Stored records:
## begin
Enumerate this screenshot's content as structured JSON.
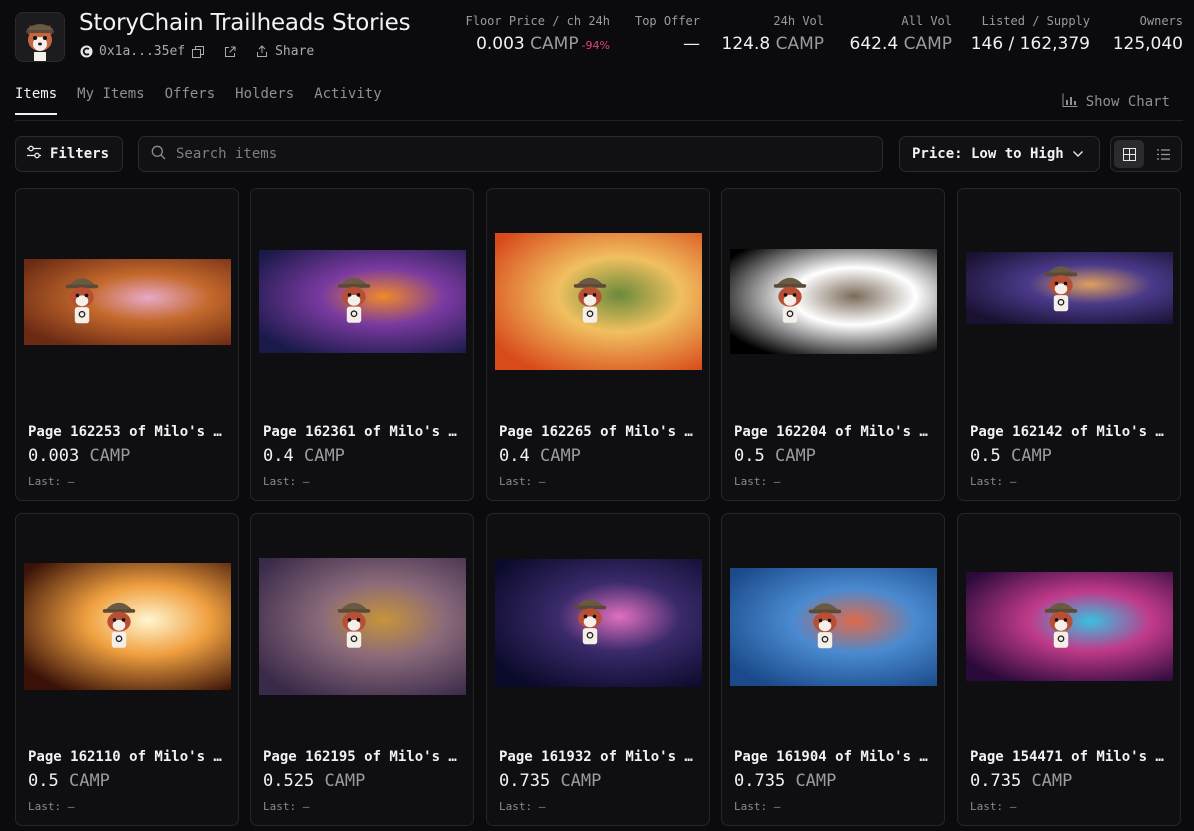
{
  "collection": {
    "title": "StoryChain Trailheads Stories",
    "address": "0x1a...35ef",
    "share_label": "Share"
  },
  "stats": [
    {
      "label": "Floor Price / ch 24h",
      "value": "0.003",
      "currency": "CAMP",
      "change": "-94%"
    },
    {
      "label": "Top Offer",
      "value": "—",
      "currency": "",
      "change": ""
    },
    {
      "label": "24h Vol",
      "value": "124.8",
      "currency": "CAMP",
      "change": ""
    },
    {
      "label": "All Vol",
      "value": "642.4",
      "currency": "CAMP",
      "change": ""
    },
    {
      "label": "Listed / Supply",
      "value": "146 / 162,379",
      "currency": "",
      "change": ""
    },
    {
      "label": "Owners",
      "value": "125,040",
      "currency": "",
      "change": ""
    }
  ],
  "tabs": [
    {
      "label": "Items",
      "active": true
    },
    {
      "label": "My Items",
      "active": false
    },
    {
      "label": "Offers",
      "active": false
    },
    {
      "label": "Holders",
      "active": false
    },
    {
      "label": "Activity",
      "active": false
    }
  ],
  "show_chart_label": "Show Chart",
  "toolbar": {
    "filters_label": "Filters",
    "search_placeholder": "Search items",
    "sort_label": "Price: Low to High",
    "view_mode": "grid"
  },
  "items": [
    {
      "name": "Page 162253 of Milo's …",
      "price": "0.003",
      "currency": "CAMP",
      "last": "Last: —",
      "palette": [
        "#6b2a14",
        "#c4692c",
        "#e8a9c8"
      ]
    },
    {
      "name": "Page 162361 of Milo's …",
      "price": "0.4",
      "currency": "CAMP",
      "last": "Last: —",
      "palette": [
        "#1a1a4a",
        "#7a3aa0",
        "#f08a2a"
      ]
    },
    {
      "name": "Page 162265 of Milo's …",
      "price": "0.4",
      "currency": "CAMP",
      "last": "Last: —",
      "palette": [
        "#d84a1a",
        "#f0c060",
        "#6a8a3a"
      ]
    },
    {
      "name": "Page 162204 of Milo's …",
      "price": "0.5",
      "currency": "CAMP",
      "last": "Last: —",
      "palette": [
        "#000000",
        "#ffffff",
        "#7a6a5a"
      ]
    },
    {
      "name": "Page 162142 of Milo's …",
      "price": "0.5",
      "currency": "CAMP",
      "last": "Last: —",
      "palette": [
        "#1a1030",
        "#4a3a8a",
        "#e0a060"
      ]
    },
    {
      "name": "Page 162110 of Milo's …",
      "price": "0.5",
      "currency": "CAMP",
      "last": "Last: —",
      "palette": [
        "#3a1208",
        "#f0a040",
        "#fff6d0"
      ]
    },
    {
      "name": "Page 162195 of Milo's …",
      "price": "0.525",
      "currency": "CAMP",
      "last": "Last: —",
      "palette": [
        "#3a2a4a",
        "#8a6a7a",
        "#c8943a"
      ]
    },
    {
      "name": "Page 161932 of Milo's …",
      "price": "0.735",
      "currency": "CAMP",
      "last": "Last: —",
      "palette": [
        "#0a0a2a",
        "#3a2a6a",
        "#e070c0"
      ]
    },
    {
      "name": "Page 161904 of Milo's …",
      "price": "0.735",
      "currency": "CAMP",
      "last": "Last: —",
      "palette": [
        "#1a4a8a",
        "#4a8ad0",
        "#e06a4a"
      ]
    },
    {
      "name": "Page 154471 of Milo's …",
      "price": "0.735",
      "currency": "CAMP",
      "last": "Last: —",
      "palette": [
        "#2a0a3a",
        "#c03a8a",
        "#3ac0e0"
      ]
    }
  ]
}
## end
Retype each entry precisely. Skip images entirely.

Enumerate this screenshot's content as structured JSON.
{
  "collection": {
    "title": "StoryChain Trailheads Stories",
    "address": "0x1a...35ef",
    "share_label": "Share"
  },
  "stats": [
    {
      "label": "Floor Price / ch 24h",
      "value": "0.003",
      "currency": "CAMP",
      "change": "-94%"
    },
    {
      "label": "Top Offer",
      "value": "—",
      "currency": "",
      "change": ""
    },
    {
      "label": "24h Vol",
      "value": "124.8",
      "currency": "CAMP",
      "change": ""
    },
    {
      "label": "All Vol",
      "value": "642.4",
      "currency": "CAMP",
      "change": ""
    },
    {
      "label": "Listed / Supply",
      "value": "146 / 162,379",
      "currency": "",
      "change": ""
    },
    {
      "label": "Owners",
      "value": "125,040",
      "currency": "",
      "change": ""
    }
  ],
  "tabs": [
    {
      "label": "Items",
      "active": true
    },
    {
      "label": "My Items",
      "active": false
    },
    {
      "label": "Offers",
      "active": false
    },
    {
      "label": "Holders",
      "active": false
    },
    {
      "label": "Activity",
      "active": false
    }
  ],
  "show_chart_label": "Show Chart",
  "toolbar": {
    "filters_label": "Filters",
    "search_placeholder": "Search items",
    "sort_label": "Price: Low to High",
    "view_mode": "grid"
  },
  "items": [
    {
      "name": "Page 162253 of Milo's …",
      "price": "0.003",
      "currency": "CAMP",
      "last": "Last: —",
      "palette": [
        "#6b2a14",
        "#c4692c",
        "#e8a9c8"
      ]
    },
    {
      "name": "Page 162361 of Milo's …",
      "price": "0.4",
      "currency": "CAMP",
      "last": "Last: —",
      "palette": [
        "#1a1a4a",
        "#7a3aa0",
        "#f08a2a"
      ]
    },
    {
      "name": "Page 162265 of Milo's …",
      "price": "0.4",
      "currency": "CAMP",
      "last": "Last: —",
      "palette": [
        "#d84a1a",
        "#f0c060",
        "#6a8a3a"
      ]
    },
    {
      "name": "Page 162204 of Milo's …",
      "price": "0.5",
      "currency": "CAMP",
      "last": "Last: —",
      "palette": [
        "#000000",
        "#ffffff",
        "#7a6a5a"
      ]
    },
    {
      "name": "Page 162142 of Milo's …",
      "price": "0.5",
      "currency": "CAMP",
      "last": "Last: —",
      "palette": [
        "#1a1030",
        "#4a3a8a",
        "#e0a060"
      ]
    },
    {
      "name": "Page 162110 of Milo's …",
      "price": "0.5",
      "currency": "CAMP",
      "last": "Last: —",
      "palette": [
        "#3a1208",
        "#f0a040",
        "#fff6d0"
      ]
    },
    {
      "name": "Page 162195 of Milo's …",
      "price": "0.525",
      "currency": "CAMP",
      "last": "Last: —",
      "palette": [
        "#3a2a4a",
        "#8a6a7a",
        "#c8943a"
      ]
    },
    {
      "name": "Page 161932 of Milo's …",
      "price": "0.735",
      "currency": "CAMP",
      "last": "Last: —",
      "palette": [
        "#0a0a2a",
        "#3a2a6a",
        "#e070c0"
      ]
    },
    {
      "name": "Page 161904 of Milo's …",
      "price": "0.735",
      "currency": "CAMP",
      "last": "Last: —",
      "palette": [
        "#1a4a8a",
        "#4a8ad0",
        "#e06a4a"
      ]
    },
    {
      "name": "Page 154471 of Milo's …",
      "price": "0.735",
      "currency": "CAMP",
      "last": "Last: —",
      "palette": [
        "#2a0a3a",
        "#c03a8a",
        "#3ac0e0"
      ]
    }
  ]
}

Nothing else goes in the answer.